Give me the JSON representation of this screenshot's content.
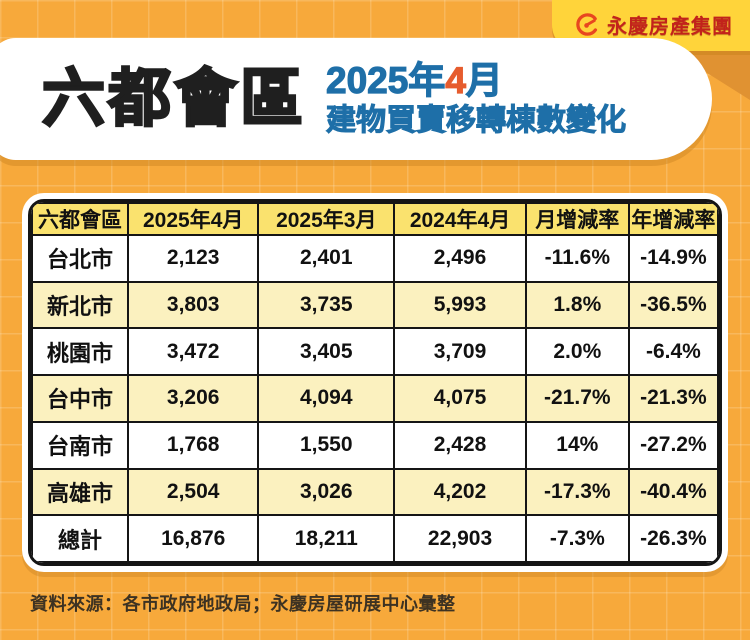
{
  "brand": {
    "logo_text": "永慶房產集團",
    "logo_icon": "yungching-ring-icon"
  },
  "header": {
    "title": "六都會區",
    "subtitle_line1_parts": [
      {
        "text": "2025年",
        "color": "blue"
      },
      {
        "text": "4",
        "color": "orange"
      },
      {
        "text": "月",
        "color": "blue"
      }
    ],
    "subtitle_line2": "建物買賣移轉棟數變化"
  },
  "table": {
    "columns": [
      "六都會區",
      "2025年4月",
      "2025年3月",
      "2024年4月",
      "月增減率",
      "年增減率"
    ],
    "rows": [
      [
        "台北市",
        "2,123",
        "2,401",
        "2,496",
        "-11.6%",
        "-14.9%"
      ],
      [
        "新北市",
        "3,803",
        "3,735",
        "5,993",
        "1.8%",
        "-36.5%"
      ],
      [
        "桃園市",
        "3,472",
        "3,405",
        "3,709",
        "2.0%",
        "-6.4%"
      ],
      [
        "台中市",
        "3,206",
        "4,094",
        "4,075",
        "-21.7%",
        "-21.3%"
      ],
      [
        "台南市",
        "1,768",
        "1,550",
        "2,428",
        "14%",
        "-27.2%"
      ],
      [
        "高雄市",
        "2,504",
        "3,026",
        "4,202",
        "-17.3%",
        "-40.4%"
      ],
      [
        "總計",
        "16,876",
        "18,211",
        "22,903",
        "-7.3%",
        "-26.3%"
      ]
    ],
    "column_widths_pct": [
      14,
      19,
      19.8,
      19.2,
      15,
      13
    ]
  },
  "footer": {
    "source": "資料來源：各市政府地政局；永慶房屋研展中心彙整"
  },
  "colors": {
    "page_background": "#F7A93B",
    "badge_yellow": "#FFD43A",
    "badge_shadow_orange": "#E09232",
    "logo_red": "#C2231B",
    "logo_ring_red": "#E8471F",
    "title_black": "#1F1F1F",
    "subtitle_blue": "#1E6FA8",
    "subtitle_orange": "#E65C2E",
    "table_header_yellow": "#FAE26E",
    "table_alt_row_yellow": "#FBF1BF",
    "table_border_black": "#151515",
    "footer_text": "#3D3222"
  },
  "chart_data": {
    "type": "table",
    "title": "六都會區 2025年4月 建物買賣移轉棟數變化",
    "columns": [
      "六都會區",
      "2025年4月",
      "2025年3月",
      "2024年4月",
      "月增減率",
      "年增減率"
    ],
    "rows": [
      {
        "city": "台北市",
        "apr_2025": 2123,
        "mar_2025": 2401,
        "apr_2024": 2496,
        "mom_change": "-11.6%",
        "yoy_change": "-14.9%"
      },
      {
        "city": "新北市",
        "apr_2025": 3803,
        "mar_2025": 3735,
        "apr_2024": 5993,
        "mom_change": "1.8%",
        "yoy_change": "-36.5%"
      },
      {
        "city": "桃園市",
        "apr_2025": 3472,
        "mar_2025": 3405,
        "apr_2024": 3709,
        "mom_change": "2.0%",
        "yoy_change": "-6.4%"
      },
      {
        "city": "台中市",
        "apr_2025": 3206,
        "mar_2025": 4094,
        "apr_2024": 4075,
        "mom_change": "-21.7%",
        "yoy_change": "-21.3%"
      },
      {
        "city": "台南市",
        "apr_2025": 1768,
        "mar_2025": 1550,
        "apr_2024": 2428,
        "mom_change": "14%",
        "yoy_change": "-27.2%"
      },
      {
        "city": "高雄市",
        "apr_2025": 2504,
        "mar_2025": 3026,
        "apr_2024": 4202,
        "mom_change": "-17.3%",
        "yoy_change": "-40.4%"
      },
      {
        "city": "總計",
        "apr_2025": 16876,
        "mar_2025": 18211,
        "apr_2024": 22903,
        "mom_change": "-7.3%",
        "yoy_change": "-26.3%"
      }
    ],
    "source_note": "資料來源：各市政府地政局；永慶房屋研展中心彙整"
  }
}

◆ ◆ ◆ ◆ ◆ ◆ ◆

Produce an exact copy of each line of data, skipping embedded images.

Give me the JSON representation of this screenshot's content.
{
  "brand": {
    "logo_text": "永慶房產集團",
    "logo_icon": "yungching-ring-icon"
  },
  "header": {
    "title": "六都會區",
    "subtitle_line1_parts": [
      {
        "text": "2025年",
        "color": "blue"
      },
      {
        "text": "4",
        "color": "orange"
      },
      {
        "text": "月",
        "color": "blue"
      }
    ],
    "subtitle_line2": "建物買賣移轉棟數變化"
  },
  "table": {
    "columns": [
      "六都會區",
      "2025年4月",
      "2025年3月",
      "2024年4月",
      "月增減率",
      "年增減率"
    ],
    "rows": [
      [
        "台北市",
        "2,123",
        "2,401",
        "2,496",
        "-11.6%",
        "-14.9%"
      ],
      [
        "新北市",
        "3,803",
        "3,735",
        "5,993",
        "1.8%",
        "-36.5%"
      ],
      [
        "桃園市",
        "3,472",
        "3,405",
        "3,709",
        "2.0%",
        "-6.4%"
      ],
      [
        "台中市",
        "3,206",
        "4,094",
        "4,075",
        "-21.7%",
        "-21.3%"
      ],
      [
        "台南市",
        "1,768",
        "1,550",
        "2,428",
        "14%",
        "-27.2%"
      ],
      [
        "高雄市",
        "2,504",
        "3,026",
        "4,202",
        "-17.3%",
        "-40.4%"
      ],
      [
        "總計",
        "16,876",
        "18,211",
        "22,903",
        "-7.3%",
        "-26.3%"
      ]
    ],
    "column_widths_pct": [
      14,
      19,
      19.8,
      19.2,
      15,
      13
    ]
  },
  "footer": {
    "source": "資料來源：各市政府地政局；永慶房屋研展中心彙整"
  },
  "colors": {
    "page_background": "#F7A93B",
    "badge_yellow": "#FFD43A",
    "badge_shadow_orange": "#E09232",
    "logo_red": "#C2231B",
    "logo_ring_red": "#E8471F",
    "title_black": "#1F1F1F",
    "subtitle_blue": "#1E6FA8",
    "subtitle_orange": "#E65C2E",
    "table_header_yellow": "#FAE26E",
    "table_alt_row_yellow": "#FBF1BF",
    "table_border_black": "#151515",
    "footer_text": "#3D3222"
  },
  "chart_data": {
    "type": "table",
    "title": "六都會區 2025年4月 建物買賣移轉棟數變化",
    "columns": [
      "六都會區",
      "2025年4月",
      "2025年3月",
      "2024年4月",
      "月增減率",
      "年增減率"
    ],
    "rows": [
      {
        "city": "台北市",
        "apr_2025": 2123,
        "mar_2025": 2401,
        "apr_2024": 2496,
        "mom_change": "-11.6%",
        "yoy_change": "-14.9%"
      },
      {
        "city": "新北市",
        "apr_2025": 3803,
        "mar_2025": 3735,
        "apr_2024": 5993,
        "mom_change": "1.8%",
        "yoy_change": "-36.5%"
      },
      {
        "city": "桃園市",
        "apr_2025": 3472,
        "mar_2025": 3405,
        "apr_2024": 3709,
        "mom_change": "2.0%",
        "yoy_change": "-6.4%"
      },
      {
        "city": "台中市",
        "apr_2025": 3206,
        "mar_2025": 4094,
        "apr_2024": 4075,
        "mom_change": "-21.7%",
        "yoy_change": "-21.3%"
      },
      {
        "city": "台南市",
        "apr_2025": 1768,
        "mar_2025": 1550,
        "apr_2024": 2428,
        "mom_change": "14%",
        "yoy_change": "-27.2%"
      },
      {
        "city": "高雄市",
        "apr_2025": 2504,
        "mar_2025": 3026,
        "apr_2024": 4202,
        "mom_change": "-17.3%",
        "yoy_change": "-40.4%"
      },
      {
        "city": "總計",
        "apr_2025": 16876,
        "mar_2025": 18211,
        "apr_2024": 22903,
        "mom_change": "-7.3%",
        "yoy_change": "-26.3%"
      }
    ],
    "source_note": "資料來源：各市政府地政局；永慶房屋研展中心彙整"
  }
}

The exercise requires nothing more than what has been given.